-- start RECORDED DATA --

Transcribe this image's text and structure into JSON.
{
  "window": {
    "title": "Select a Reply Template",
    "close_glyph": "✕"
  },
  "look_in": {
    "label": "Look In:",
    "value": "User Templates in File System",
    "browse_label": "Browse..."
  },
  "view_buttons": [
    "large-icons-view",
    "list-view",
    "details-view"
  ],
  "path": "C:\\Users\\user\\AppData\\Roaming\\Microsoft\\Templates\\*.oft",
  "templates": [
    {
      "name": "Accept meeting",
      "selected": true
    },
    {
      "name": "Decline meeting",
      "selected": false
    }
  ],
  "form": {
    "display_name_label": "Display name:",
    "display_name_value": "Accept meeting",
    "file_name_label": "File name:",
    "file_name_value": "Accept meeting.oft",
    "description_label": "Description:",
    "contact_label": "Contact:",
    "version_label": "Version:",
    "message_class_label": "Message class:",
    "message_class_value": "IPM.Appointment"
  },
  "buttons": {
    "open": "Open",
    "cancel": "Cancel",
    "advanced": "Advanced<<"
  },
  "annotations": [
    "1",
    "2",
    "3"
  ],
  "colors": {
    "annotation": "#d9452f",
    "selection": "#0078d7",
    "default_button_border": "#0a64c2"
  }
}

-- end RECORDED DATA --

REQUIRED WORK:
Please quote every record above exactly as it appears.

SOLUTION BELOW:
Transcribe this image's text and structure into JSON.
{
  "window": {
    "title": "Select a Reply Template",
    "close_glyph": "✕"
  },
  "look_in": {
    "label": "Look In:",
    "value": "User Templates in File System",
    "browse_label": "Browse..."
  },
  "view_buttons": [
    "large-icons-view",
    "list-view",
    "details-view"
  ],
  "path": "C:\\Users\\user\\AppData\\Roaming\\Microsoft\\Templates\\*.oft",
  "templates": [
    {
      "name": "Accept meeting",
      "selected": true
    },
    {
      "name": "Decline meeting",
      "selected": false
    }
  ],
  "form": {
    "display_name_label": "Display name:",
    "display_name_value": "Accept meeting",
    "file_name_label": "File name:",
    "file_name_value": "Accept meeting.oft",
    "description_label": "Description:",
    "contact_label": "Contact:",
    "version_label": "Version:",
    "message_class_label": "Message class:",
    "message_class_value": "IPM.Appointment"
  },
  "buttons": {
    "open": "Open",
    "cancel": "Cancel",
    "advanced": "Advanced<<"
  },
  "annotations": [
    "1",
    "2",
    "3"
  ],
  "colors": {
    "annotation": "#d9452f",
    "selection": "#0078d7",
    "default_button_border": "#0a64c2"
  }
}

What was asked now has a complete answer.